### PROBLEM 1
In the forum thread on Seam managed transactions, which exceptions began appearing once real uploads took five minutes or more?
### PROBLEM 2
Write the next part of the forum thread on Seam managed transactions, beginning right after its last line.

### DOCUMENT EXTRACT
4 Replies Latest reply on Jun 10, 2008 3:58 AM by dan.j.allen

    How Flexible are Seam Managed Transactions?

      Hi,


      I have an app that's almost ready to go live but during BETA testing we had to pull it because of transactional issues.


      Essentially most the app works well with Seam managed transactions except for one method which involves a file upload.


      Now the method that handles the file upload does the following:


      1. Receive the date stream and converts it to a .flv file


      2. Put in the database a reference to uploaded file and attach the reference to a user.


      Now the method works fine if upload times are short. Soon as we went to BETA with real uploads taking 5 mins or more I start getting hiberante DelayedPostInsertIdentifier exceptions. Now after reading the doc on this it says that Hibernate uses a place holder for an id insert when a persist call happens outside of a transaction. But hang on, I'm thinking 'Seam is managing the transactions right, so what happened to my transaction?'


      I can only guess the transaction silently timed out or something because the file upload has taken too long.


      If that is the case my question is how do I man handle the transactions in this isolated case and let Seam handle the other cases? Want I really want is to start a transaction and commit it around the db insert in this one method, I don't want a transaction around the whole request for this case,


      I'm using POJO's here not EJB's as well.


      Any help would be appreciated as we are going live on Monday if we can solve this issue. This is my first real LIVE important Seam app too so I really want to impress the client and potentially showcase it as well as I've learnt a lot on this project.


      Cheers


      Troy 

        • 1. Re: How Flexible are Seam Managed Transactions?
          dhinojosa

          Just wondering, are these file uploads occurring during a conversation?  If so, how long are your conversations?  I think the default is 2 minutes in components.xml. 


          Let us know.

          • 2. Re: How Flexible are Seam Managed Transactions?

### DATA LISTING
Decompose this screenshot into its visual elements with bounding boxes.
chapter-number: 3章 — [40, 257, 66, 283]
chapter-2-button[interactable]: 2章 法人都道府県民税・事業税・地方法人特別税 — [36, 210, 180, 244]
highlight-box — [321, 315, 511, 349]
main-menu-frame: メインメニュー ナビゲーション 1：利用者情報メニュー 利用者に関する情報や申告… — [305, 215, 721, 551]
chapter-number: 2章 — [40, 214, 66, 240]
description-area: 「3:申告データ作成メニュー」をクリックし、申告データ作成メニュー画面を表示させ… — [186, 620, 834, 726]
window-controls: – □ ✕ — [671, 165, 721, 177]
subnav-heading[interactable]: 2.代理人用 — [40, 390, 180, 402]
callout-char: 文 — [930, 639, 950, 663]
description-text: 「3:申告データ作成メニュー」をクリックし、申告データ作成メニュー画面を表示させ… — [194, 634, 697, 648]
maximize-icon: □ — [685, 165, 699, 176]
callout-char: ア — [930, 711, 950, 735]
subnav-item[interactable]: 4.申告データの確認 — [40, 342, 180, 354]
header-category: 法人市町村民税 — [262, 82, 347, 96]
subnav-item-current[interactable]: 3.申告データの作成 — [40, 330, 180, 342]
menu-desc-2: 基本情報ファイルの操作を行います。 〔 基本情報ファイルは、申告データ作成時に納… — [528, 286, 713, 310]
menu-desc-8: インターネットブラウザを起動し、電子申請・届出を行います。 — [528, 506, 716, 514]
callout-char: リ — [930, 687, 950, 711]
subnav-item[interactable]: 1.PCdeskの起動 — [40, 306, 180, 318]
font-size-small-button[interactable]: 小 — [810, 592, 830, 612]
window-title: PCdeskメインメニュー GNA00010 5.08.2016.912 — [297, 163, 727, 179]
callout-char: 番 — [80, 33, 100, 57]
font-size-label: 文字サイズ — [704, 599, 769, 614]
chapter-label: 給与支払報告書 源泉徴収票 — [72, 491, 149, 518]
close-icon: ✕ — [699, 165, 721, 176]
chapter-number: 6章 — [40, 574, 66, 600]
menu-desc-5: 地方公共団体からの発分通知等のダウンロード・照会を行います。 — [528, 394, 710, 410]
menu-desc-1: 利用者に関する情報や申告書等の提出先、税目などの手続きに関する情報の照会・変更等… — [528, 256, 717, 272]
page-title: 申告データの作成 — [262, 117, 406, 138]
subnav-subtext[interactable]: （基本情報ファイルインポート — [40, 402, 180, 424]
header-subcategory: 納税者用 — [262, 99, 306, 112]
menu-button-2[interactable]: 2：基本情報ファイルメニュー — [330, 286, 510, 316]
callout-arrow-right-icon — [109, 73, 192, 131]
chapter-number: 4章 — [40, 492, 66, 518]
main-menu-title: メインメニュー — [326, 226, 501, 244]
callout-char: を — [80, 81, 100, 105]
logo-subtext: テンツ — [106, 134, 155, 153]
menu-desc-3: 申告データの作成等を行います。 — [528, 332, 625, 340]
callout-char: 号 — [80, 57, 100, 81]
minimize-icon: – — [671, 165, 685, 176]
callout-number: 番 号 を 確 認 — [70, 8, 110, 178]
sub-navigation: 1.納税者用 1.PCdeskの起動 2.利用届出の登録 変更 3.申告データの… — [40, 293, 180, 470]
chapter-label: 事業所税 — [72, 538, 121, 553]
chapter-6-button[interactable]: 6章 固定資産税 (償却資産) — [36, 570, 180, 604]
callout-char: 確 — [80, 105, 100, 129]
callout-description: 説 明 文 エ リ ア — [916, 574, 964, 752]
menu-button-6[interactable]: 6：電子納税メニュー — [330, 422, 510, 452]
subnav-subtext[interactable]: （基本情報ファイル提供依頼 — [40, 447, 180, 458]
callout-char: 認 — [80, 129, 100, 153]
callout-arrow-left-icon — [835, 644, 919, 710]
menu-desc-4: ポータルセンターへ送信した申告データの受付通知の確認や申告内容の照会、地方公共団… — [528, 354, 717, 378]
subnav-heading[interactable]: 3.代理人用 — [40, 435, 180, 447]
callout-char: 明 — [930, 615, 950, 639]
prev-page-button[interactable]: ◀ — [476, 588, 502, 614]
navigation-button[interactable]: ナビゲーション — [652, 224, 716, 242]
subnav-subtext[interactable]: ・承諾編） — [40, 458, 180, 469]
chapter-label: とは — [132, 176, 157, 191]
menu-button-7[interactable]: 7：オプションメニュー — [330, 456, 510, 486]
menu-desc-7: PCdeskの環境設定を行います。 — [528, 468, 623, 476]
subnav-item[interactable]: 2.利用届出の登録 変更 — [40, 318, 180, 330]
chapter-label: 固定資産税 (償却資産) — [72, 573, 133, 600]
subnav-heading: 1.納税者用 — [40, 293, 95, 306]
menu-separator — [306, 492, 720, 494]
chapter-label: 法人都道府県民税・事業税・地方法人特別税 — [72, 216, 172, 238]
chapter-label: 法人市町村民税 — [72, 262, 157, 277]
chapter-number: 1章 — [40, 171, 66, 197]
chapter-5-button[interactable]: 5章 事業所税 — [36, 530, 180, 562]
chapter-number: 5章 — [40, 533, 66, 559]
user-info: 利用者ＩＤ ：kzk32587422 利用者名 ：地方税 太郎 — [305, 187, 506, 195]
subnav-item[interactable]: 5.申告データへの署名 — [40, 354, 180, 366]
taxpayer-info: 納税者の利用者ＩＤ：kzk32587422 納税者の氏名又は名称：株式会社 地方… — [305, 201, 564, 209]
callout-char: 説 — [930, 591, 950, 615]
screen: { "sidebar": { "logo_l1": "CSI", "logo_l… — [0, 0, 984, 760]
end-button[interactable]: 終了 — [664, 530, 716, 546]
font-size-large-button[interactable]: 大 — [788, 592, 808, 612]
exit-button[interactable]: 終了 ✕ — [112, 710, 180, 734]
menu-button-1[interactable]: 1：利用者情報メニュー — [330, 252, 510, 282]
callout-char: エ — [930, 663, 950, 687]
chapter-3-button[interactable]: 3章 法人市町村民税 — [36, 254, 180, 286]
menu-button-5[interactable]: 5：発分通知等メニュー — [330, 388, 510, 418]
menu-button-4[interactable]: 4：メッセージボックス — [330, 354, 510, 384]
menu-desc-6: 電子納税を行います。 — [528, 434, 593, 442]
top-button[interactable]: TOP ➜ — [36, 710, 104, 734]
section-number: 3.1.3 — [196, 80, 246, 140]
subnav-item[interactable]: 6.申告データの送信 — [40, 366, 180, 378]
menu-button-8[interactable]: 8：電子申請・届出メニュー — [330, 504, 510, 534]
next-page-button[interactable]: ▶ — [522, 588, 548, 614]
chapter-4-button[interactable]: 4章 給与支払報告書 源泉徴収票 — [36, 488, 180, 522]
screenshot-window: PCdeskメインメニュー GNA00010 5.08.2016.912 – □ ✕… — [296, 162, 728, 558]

### TASK RESPONSE 1
Hibernate DelayedPostInsertIdentifier exceptions.

### TASK RESPONSE 2
            Hi Dan,



            The scope of the class is EVENT. However there is a conversation running as the candidate is injected into the UploadAction. Essentially the code looks like the following:



            @Name("upload")
            @Scope(ScopeType.EVENT)
            public class UploadAction {
            ...
            
              @In
              private Candidate candidate;
            
              public void upload() {
                // create the file reference
                VideoFileReference ref = new VideoFileReference();
                ...
                entityManager.persist(ref);
                candidate.getVideos().add(ref);
                entityManager.merge(candidate);
                ...
            
                // does the conversion here
              }
            
            }




            The persit line stores a DelayedPostInsertIdentifier and the exception happens on the merge line two lines later.


            Cheers


            Troy

            • 3. Re: How Flexible are Seam Managed Transactions?

              After experimenting with the jboss JTA settings and changing timeouts, this confirms what I thought.


              If I increase the timeout to 600 secs then we can upload bigger files (40mb). If I decrease it to 30 secs then all of a sudden we get the error with 1mb files.


              So I guess I really need a way to control that start of that transaction and have it start after the uploaded data has finished streaming to the server :)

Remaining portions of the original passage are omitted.